All of the entries must be reproduced exactly, with no images carried over.

--- start of RECORD SET ---

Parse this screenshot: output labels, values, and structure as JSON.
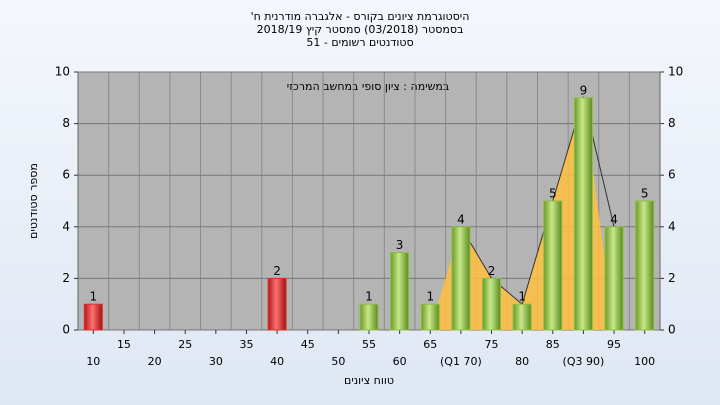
{
  "chart_data": {
    "type": "bar",
    "title": [
      "היסטוגרמת ציונים בקורס - אלגברה מודרנית ח'",
      "בסמסטר (03/2018) סמסטר קיץ 2018/19",
      "סטודנטים רשומים - 51"
    ],
    "subtitle": "במשימה : ציון סופי במחשב המרכזי",
    "y_label": "מספר סטודנטים",
    "x_label": "טווח ציונים",
    "categories": [
      "10",
      "15",
      "20",
      "25",
      "30",
      "35",
      "40",
      "45",
      "50",
      "55",
      "60",
      "65",
      "(Q1 70)",
      "75",
      "80",
      "85",
      "(Q3 90)",
      "95",
      "100"
    ],
    "values": [
      1,
      0,
      0,
      0,
      0,
      0,
      2,
      0,
      0,
      1,
      3,
      1,
      4,
      2,
      1,
      5,
      9,
      4,
      5
    ],
    "colors": [
      "#e03030",
      "#e03030",
      "#e03030",
      "#e03030",
      "#e03030",
      "#e03030",
      "#e03030",
      "#e03030",
      "#e03030",
      "#8cc040",
      "#8cc040",
      "#8cc040",
      "#8cc040",
      "#8cc040",
      "#8cc040",
      "#8cc040",
      "#8cc040",
      "#8cc040",
      "#8cc040"
    ],
    "ylim": [
      0,
      10
    ],
    "yticks": [
      0,
      2,
      4,
      6,
      8,
      10
    ],
    "y2lim": [
      0,
      10
    ],
    "y2ticks": [
      0,
      2,
      4,
      6,
      8,
      10
    ],
    "grid": true
  }
}
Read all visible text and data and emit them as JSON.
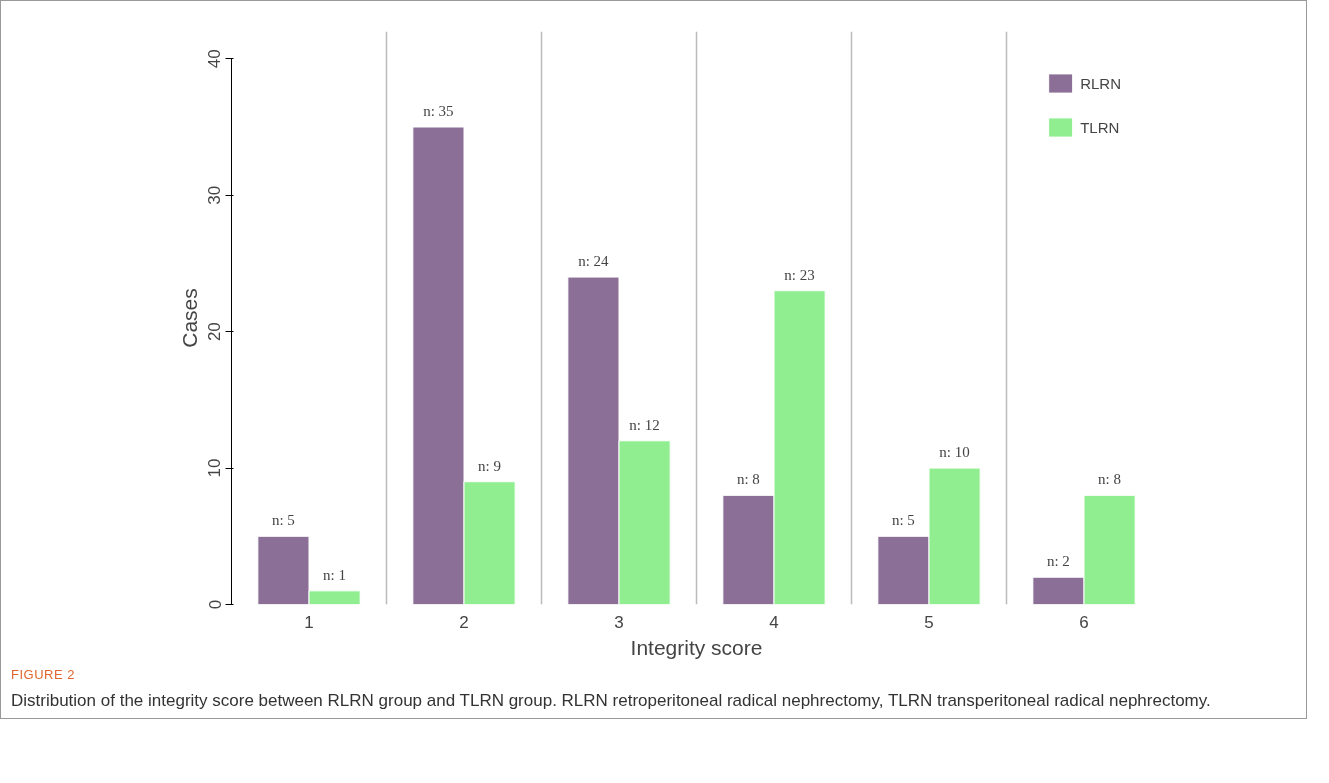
{
  "chart_data": {
    "type": "bar",
    "title": "FIGURE 2",
    "xlabel": "Integrity score",
    "ylabel": "Cases",
    "categories": [
      "1",
      "2",
      "3",
      "4",
      "5",
      "6"
    ],
    "series": [
      {
        "name": "RLRN",
        "color": "#8b6f96",
        "values": [
          5,
          35,
          24,
          8,
          5,
          2
        ],
        "value_labels": [
          "n: 5",
          "n: 35",
          "n: 24",
          "n: 8",
          "n: 5",
          "n: 2"
        ]
      },
      {
        "name": "TLRN",
        "color": "#90ee90",
        "values": [
          1,
          9,
          12,
          23,
          10,
          8
        ],
        "value_labels": [
          "n: 1",
          "n: 9",
          "n: 12",
          "n: 23",
          "n: 10",
          "n: 8"
        ]
      }
    ],
    "ylim": [
      0,
      42
    ],
    "yticks": [
      0,
      10,
      20,
      30,
      40
    ],
    "grid": "x",
    "legend": "top right",
    "annotations": [
      "Distribution of the integrity score between RLRN group and TLRN group. RLRN retroperitoneal radical nephrectomy, TLRN transperitoneal radical nephrectomy."
    ]
  }
}
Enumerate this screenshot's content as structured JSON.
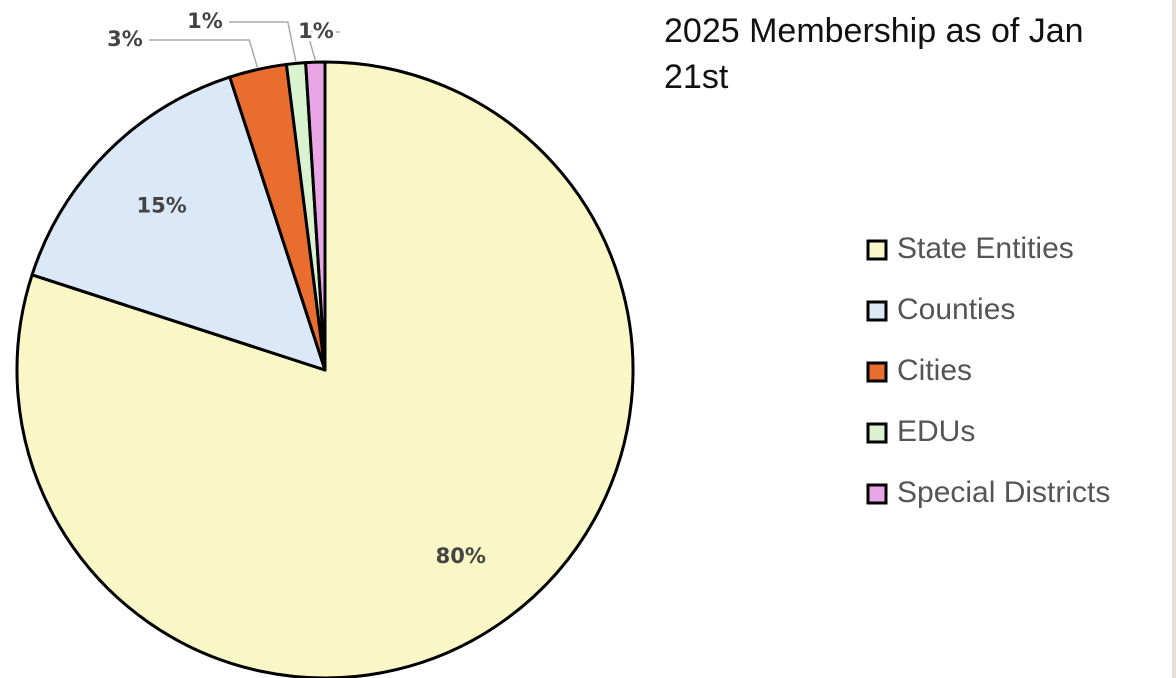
{
  "chart_data": {
    "type": "pie",
    "title": "2025 Membership as of Jan 21st",
    "categories": [
      "State Entities",
      "Counties",
      "Cities",
      "EDUs",
      "Special Districts"
    ],
    "values": [
      80,
      15,
      3,
      1,
      1
    ],
    "value_labels": [
      "80%",
      "15%",
      "3%",
      "1%",
      "1%"
    ],
    "colors": [
      "#faf7c6",
      "#dae8f7",
      "#e96d2e",
      "#d9f2d0",
      "#e9a6e6"
    ],
    "legend": "right"
  }
}
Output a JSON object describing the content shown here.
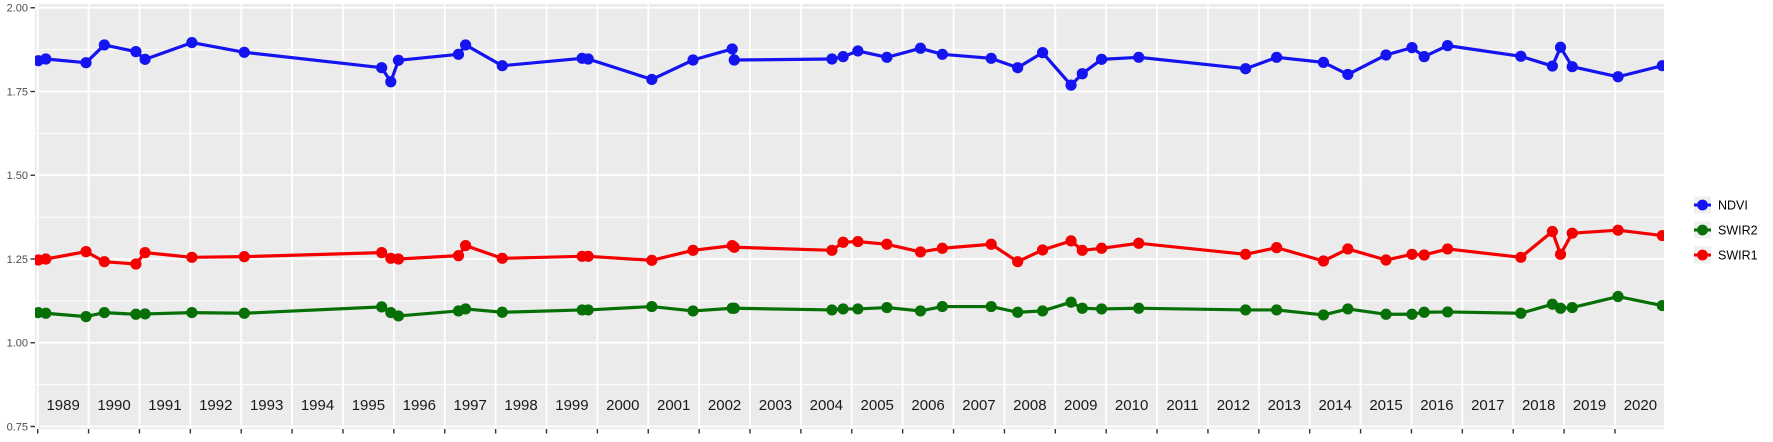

--- end of RECORD SET ---

- [WRITTEN ANSWER]:
Parse this screenshot: output labels, values, and structure as JSON.
{
  "chart_data": {
    "type": "bar",
    "title": [
      "היסטוגרמת ציונים בקורס - אלגברה מודרנית ח'",
      "בסמסטר (03/2018) סמסטר קיץ 2018/19",
      "סטודנטים רשומים - 51"
    ],
    "subtitle": "במשימה : ציון סופי במחשב המרכזי",
    "y_label": "מספר סטודנטים",
    "x_label": "טווח ציונים",
    "categories": [
      "10",
      "15",
      "20",
      "25",
      "30",
      "35",
      "40",
      "45",
      "50",
      "55",
      "60",
      "65",
      "(Q1 70)",
      "75",
      "80",
      "85",
      "(Q3 90)",
      "95",
      "100"
    ],
    "values": [
      1,
      0,
      0,
      0,
      0,
      0,
      2,
      0,
      0,
      1,
      3,
      1,
      4,
      2,
      1,
      5,
      9,
      4,
      5
    ],
    "colors": [
      "#e03030",
      "#e03030",
      "#e03030",
      "#e03030",
      "#e03030",
      "#e03030",
      "#e03030",
      "#e03030",
      "#e03030",
      "#8cc040",
      "#8cc040",
      "#8cc040",
      "#8cc040",
      "#8cc040",
      "#8cc040",
      "#8cc040",
      "#8cc040",
      "#8cc040",
      "#8cc040"
    ],
    "ylim": [
      0,
      10
    ],
    "yticks": [
      0,
      2,
      4,
      6,
      8,
      10
    ],
    "y2lim": [
      0,
      10
    ],
    "y2ticks": [
      0,
      2,
      4,
      6,
      8,
      10
    ],
    "grid": true
  }
}
Read all visible text and data and emit them as JSON.
{
  "chart_data": {
    "type": "bar",
    "title": "FIGURE 2",
    "xlabel": "Integrity score",
    "ylabel": "Cases",
    "categories": [
      "1",
      "2",
      "3",
      "4",
      "5",
      "6"
    ],
    "series": [
      {
        "name": "RLRN",
        "color": "#8b6f96",
        "values": [
          5,
          35,
          24,
          8,
          5,
          2
        ],
        "value_labels": [
          "n: 5",
          "n: 35",
          "n: 24",
          "n: 8",
          "n: 5",
          "n: 2"
        ]
      },
      {
        "name": "TLRN",
        "color": "#90ee90",
        "values": [
          1,
          9,
          12,
          23,
          10,
          8
        ],
        "value_labels": [
          "n: 1",
          "n: 9",
          "n: 12",
          "n: 23",
          "n: 10",
          "n: 8"
        ]
      }
    ],
    "ylim": [
      0,
      42
    ],
    "yticks": [
      0,
      10,
      20,
      30,
      40
    ],
    "grid": "x",
    "legend": "top right",
    "annotations": [
      "Distribution of the integrity score between RLRN group and TLRN group. RLRN retroperitoneal radical nephrectomy, TLRN transperitoneal radical nephrectomy."
    ]
  }
}
Enumerate this screenshot's content as structured JSON.
{
  "chart_data": {
    "type": "pie",
    "title": "2025 Membership as of Jan 21st",
    "categories": [
      "State Entities",
      "Counties",
      "Cities",
      "EDUs",
      "Special Districts"
    ],
    "values": [
      80,
      15,
      3,
      1,
      1
    ],
    "value_labels": [
      "80%",
      "15%",
      "3%",
      "1%",
      "1%"
    ],
    "colors": [
      "#faf7c6",
      "#dae8f7",
      "#e96d2e",
      "#d9f2d0",
      "#e9a6e6"
    ],
    "legend": "right"
  }
}
Output a JSON object describing the content shown here.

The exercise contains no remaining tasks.